• To be done: Using the entries below, return word for word the lines from the one containing "Read this page and output its text content." up to and including the last.

Records excerpted from a collection
━━━━━━━━━━━━━━━━━━━━━━━━━━━━━━

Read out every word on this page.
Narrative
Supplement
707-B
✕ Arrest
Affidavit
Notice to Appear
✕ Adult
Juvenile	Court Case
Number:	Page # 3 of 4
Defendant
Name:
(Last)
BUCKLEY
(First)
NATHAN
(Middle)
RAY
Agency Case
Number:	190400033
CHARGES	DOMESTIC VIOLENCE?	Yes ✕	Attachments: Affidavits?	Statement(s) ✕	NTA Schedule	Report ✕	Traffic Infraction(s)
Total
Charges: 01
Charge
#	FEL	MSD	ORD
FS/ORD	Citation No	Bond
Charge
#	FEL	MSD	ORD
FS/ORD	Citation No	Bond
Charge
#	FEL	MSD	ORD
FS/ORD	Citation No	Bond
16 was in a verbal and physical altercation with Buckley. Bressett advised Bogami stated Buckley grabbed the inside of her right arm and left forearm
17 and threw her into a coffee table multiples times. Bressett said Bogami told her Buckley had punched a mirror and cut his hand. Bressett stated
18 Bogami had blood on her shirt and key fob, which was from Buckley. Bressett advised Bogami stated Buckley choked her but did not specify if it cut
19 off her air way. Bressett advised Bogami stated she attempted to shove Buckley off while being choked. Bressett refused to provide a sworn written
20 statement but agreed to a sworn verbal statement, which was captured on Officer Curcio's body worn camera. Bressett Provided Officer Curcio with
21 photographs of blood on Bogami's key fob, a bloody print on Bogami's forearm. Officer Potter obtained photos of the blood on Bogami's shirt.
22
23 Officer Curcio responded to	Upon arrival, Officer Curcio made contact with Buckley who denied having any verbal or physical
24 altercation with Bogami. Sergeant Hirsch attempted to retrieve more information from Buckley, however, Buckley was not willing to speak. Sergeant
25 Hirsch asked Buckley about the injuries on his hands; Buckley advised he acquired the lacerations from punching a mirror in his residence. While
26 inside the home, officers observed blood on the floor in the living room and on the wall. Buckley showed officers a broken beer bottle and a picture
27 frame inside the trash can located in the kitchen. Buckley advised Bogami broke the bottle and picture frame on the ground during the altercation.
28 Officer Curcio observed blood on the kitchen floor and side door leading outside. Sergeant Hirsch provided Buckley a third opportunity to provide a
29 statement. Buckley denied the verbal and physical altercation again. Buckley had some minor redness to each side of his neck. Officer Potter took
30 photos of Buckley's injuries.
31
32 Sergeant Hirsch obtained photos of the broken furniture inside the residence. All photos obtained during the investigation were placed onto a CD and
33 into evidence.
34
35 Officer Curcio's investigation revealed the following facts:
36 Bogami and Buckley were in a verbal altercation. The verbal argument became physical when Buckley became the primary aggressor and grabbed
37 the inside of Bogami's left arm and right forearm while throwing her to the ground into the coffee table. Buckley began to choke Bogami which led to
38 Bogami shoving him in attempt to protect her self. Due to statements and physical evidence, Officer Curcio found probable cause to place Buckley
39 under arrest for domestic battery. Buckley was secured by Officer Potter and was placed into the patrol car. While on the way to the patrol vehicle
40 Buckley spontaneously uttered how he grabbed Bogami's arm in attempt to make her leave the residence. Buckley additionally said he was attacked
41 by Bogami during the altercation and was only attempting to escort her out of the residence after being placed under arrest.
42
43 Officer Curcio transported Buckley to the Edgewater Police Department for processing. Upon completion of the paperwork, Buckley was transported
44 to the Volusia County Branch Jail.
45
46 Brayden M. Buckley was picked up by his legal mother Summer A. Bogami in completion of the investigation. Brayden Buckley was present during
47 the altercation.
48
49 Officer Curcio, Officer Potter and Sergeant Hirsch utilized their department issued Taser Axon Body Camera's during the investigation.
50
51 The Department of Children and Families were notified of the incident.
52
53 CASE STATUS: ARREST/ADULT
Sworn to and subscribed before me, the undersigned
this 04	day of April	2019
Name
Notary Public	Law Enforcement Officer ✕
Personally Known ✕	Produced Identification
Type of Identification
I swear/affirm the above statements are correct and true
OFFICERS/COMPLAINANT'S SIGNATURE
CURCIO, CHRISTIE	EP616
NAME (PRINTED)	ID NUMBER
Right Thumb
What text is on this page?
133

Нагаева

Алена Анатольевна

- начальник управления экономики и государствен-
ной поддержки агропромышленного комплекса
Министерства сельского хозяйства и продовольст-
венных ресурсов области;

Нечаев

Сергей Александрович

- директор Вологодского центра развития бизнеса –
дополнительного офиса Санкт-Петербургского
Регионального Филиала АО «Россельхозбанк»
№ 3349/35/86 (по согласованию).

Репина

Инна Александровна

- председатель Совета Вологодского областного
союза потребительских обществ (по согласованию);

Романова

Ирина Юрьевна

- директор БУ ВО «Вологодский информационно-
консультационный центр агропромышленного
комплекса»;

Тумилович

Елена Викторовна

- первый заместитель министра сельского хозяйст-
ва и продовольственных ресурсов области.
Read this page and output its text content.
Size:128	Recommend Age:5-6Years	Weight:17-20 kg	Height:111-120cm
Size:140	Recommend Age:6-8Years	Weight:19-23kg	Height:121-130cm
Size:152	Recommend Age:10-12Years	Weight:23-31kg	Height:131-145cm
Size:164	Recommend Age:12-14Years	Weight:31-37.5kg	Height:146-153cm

━━━━━━━━━━━━━━━━━━━━━━━━━━━━━━

• Correct output:
Read this page and output its text content.
Size:128	Recommend Age:5-6Years	Weight:17-20 kg	Height:111-120cm
Size:140	Recommend Age:6-8Years	Weight:19-23kg	Height:121-130cm
Size:152	Recommend Age:10-12Years	Weight:23-31kg	Height:131-145cm
Size:164	Recommend Age:12-14Years	Weight:31-37.5kg	Height:146-153cm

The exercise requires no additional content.